* What to do:
Report, as a bare number, how many lines contain the string "JSON".

* Entries:
---

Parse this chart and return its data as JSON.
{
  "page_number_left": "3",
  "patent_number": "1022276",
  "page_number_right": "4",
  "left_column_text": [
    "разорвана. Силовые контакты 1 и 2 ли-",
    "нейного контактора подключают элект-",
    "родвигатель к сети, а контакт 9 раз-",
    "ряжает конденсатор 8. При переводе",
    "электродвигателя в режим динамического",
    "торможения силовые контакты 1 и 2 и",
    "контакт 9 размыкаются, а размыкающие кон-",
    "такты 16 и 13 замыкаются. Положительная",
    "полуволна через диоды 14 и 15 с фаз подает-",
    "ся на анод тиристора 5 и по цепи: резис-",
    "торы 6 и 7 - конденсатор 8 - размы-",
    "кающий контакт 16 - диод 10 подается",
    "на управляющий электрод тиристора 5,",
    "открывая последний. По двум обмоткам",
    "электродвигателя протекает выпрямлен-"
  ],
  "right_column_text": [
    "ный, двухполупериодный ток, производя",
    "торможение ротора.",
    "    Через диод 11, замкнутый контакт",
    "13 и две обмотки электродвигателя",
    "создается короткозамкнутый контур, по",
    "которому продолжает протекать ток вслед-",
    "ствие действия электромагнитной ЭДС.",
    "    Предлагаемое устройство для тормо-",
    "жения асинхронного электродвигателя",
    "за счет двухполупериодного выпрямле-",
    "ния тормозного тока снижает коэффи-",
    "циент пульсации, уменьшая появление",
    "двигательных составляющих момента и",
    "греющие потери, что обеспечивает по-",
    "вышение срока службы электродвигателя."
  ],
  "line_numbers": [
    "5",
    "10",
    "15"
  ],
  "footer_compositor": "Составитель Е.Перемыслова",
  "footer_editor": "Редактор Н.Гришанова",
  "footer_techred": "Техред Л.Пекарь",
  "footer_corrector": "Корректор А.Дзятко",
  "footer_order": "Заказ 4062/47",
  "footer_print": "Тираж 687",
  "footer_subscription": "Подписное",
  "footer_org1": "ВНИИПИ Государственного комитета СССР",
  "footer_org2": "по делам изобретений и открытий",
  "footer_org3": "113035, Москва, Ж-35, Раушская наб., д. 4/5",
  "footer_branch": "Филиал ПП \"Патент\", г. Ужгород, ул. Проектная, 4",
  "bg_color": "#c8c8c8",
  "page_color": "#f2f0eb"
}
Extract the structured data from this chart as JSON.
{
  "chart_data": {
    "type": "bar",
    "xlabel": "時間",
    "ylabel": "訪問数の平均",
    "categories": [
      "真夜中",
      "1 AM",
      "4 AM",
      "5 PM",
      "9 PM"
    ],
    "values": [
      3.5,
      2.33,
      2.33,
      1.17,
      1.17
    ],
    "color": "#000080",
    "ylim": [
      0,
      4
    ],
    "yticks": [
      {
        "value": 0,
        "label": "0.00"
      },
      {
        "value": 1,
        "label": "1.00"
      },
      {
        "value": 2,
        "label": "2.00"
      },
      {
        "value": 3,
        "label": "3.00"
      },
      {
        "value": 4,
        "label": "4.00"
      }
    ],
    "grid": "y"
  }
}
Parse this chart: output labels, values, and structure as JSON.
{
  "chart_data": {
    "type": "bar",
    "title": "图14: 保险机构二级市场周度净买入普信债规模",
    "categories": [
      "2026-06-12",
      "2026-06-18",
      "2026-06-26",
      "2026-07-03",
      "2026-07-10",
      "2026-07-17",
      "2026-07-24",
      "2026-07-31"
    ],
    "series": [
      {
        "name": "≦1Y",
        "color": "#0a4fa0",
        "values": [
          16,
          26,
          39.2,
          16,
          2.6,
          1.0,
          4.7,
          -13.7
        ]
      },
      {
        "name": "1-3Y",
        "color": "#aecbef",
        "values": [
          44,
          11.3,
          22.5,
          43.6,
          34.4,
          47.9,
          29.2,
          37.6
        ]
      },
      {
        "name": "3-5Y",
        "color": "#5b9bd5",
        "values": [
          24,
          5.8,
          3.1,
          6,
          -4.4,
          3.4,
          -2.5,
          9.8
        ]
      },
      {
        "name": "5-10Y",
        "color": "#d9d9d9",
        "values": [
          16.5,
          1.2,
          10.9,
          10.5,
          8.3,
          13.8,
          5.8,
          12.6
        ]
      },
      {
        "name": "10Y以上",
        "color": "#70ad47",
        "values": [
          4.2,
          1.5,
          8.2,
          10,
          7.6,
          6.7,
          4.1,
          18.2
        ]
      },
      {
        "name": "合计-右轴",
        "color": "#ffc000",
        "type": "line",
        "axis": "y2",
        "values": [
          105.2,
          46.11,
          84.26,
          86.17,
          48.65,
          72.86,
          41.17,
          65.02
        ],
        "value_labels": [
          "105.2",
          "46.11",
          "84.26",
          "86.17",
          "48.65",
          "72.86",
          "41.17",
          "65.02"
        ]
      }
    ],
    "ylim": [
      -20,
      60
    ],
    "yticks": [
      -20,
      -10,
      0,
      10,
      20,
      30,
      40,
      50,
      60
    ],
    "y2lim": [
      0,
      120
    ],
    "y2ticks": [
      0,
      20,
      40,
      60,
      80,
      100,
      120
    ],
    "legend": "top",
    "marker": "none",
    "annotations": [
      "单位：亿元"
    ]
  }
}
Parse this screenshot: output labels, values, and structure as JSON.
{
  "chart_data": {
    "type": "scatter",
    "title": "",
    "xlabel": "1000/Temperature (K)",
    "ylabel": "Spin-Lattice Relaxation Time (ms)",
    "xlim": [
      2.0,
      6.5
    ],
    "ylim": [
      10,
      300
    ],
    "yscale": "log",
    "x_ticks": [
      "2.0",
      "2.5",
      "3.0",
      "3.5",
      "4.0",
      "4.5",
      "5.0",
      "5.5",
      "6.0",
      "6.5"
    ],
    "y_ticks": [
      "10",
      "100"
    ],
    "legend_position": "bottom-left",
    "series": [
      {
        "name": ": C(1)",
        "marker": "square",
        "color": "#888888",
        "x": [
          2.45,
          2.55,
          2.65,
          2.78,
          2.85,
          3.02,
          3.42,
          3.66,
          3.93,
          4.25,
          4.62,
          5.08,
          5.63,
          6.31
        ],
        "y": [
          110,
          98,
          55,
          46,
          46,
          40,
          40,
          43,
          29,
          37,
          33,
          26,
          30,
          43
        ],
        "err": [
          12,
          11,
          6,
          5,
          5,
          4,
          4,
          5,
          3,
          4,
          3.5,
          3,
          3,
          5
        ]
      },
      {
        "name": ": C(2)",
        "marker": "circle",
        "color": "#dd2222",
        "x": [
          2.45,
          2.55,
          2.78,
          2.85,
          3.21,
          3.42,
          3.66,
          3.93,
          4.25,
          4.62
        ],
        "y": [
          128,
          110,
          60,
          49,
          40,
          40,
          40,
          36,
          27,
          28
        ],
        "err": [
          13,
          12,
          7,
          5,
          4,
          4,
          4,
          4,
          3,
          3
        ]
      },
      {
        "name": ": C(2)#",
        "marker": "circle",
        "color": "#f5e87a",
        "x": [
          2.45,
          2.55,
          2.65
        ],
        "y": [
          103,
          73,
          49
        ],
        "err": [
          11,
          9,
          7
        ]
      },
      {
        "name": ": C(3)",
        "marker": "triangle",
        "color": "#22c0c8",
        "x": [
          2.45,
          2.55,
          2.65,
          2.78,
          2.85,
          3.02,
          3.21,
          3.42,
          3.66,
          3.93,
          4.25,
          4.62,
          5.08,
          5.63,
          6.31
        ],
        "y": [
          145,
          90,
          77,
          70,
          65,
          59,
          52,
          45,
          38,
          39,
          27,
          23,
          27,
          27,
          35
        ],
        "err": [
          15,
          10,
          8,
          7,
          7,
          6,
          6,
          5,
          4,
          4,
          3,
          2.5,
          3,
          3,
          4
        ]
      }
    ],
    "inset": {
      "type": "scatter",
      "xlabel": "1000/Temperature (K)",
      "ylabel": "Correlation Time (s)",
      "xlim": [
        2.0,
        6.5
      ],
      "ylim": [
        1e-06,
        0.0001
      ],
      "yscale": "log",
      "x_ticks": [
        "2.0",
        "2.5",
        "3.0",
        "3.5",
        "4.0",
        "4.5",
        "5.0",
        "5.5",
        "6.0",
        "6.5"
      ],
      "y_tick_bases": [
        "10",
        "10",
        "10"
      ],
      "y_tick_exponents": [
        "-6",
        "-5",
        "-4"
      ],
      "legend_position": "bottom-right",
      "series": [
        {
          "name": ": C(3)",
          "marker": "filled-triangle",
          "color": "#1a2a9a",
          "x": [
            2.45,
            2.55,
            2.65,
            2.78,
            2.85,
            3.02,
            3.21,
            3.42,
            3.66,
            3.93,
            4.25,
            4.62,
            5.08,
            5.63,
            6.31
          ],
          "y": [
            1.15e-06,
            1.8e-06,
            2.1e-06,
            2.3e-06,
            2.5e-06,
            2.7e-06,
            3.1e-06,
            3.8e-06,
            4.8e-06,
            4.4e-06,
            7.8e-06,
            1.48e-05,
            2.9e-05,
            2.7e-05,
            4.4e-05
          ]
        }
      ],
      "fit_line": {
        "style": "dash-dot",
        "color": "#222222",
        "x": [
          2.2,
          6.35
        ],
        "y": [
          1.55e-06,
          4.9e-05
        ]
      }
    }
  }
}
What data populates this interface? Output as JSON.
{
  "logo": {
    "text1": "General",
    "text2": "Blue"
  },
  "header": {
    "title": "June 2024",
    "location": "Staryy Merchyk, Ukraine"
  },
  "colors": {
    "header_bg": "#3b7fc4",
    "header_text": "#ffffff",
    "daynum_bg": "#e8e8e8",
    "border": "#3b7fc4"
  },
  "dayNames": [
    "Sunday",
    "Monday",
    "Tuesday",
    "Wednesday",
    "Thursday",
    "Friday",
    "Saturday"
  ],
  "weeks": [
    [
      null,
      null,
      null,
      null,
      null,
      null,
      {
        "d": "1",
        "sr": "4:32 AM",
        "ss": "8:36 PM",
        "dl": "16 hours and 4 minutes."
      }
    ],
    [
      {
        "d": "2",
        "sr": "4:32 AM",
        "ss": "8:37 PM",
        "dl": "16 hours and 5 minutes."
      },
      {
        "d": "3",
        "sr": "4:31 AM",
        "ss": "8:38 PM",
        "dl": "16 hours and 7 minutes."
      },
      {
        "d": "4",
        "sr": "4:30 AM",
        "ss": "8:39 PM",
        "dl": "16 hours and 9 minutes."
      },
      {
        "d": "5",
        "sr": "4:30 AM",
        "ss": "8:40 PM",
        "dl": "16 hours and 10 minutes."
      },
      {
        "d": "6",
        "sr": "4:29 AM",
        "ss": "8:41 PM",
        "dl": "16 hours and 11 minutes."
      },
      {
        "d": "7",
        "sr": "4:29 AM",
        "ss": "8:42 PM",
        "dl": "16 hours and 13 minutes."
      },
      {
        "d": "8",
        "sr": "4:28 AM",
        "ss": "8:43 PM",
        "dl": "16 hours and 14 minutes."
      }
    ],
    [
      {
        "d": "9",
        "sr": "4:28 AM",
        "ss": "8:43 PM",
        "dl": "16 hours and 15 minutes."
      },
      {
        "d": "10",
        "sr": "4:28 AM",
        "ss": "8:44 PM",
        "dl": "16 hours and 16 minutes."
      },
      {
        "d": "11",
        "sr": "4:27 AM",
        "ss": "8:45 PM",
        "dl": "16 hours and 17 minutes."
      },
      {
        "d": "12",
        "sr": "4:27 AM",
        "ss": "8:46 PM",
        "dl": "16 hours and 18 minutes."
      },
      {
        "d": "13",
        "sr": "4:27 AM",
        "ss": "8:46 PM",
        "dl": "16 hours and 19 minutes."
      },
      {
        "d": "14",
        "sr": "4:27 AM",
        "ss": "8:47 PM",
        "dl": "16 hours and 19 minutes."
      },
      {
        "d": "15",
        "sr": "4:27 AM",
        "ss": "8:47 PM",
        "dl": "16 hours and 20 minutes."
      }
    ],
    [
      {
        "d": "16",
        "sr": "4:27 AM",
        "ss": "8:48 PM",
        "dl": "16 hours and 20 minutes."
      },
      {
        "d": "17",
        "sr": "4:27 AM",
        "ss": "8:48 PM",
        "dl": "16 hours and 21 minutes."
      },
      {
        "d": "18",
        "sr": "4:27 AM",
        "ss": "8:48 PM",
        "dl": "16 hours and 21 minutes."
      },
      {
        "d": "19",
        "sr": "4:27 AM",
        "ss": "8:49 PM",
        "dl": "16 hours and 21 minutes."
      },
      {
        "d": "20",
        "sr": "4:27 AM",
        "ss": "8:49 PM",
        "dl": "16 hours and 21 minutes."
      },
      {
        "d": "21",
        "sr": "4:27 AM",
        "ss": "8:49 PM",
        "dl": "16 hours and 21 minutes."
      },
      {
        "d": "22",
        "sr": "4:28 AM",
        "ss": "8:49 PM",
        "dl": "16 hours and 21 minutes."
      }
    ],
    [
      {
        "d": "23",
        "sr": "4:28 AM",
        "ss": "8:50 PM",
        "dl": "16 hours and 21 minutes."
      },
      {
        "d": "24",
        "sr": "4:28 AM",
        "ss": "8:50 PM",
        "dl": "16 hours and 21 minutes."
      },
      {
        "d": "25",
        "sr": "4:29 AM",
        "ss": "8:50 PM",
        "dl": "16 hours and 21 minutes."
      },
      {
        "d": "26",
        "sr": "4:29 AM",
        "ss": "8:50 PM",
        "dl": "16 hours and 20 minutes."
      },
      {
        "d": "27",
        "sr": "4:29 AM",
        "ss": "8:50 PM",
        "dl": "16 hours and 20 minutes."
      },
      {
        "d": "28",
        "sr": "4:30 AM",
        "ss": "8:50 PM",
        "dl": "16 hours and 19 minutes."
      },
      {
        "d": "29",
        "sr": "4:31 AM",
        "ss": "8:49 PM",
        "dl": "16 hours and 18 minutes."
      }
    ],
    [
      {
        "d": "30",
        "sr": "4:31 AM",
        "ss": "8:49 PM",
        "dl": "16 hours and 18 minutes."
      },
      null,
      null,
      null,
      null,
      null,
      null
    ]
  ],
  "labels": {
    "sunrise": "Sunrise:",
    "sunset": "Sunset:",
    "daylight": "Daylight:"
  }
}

---

* Output for this exercise:
5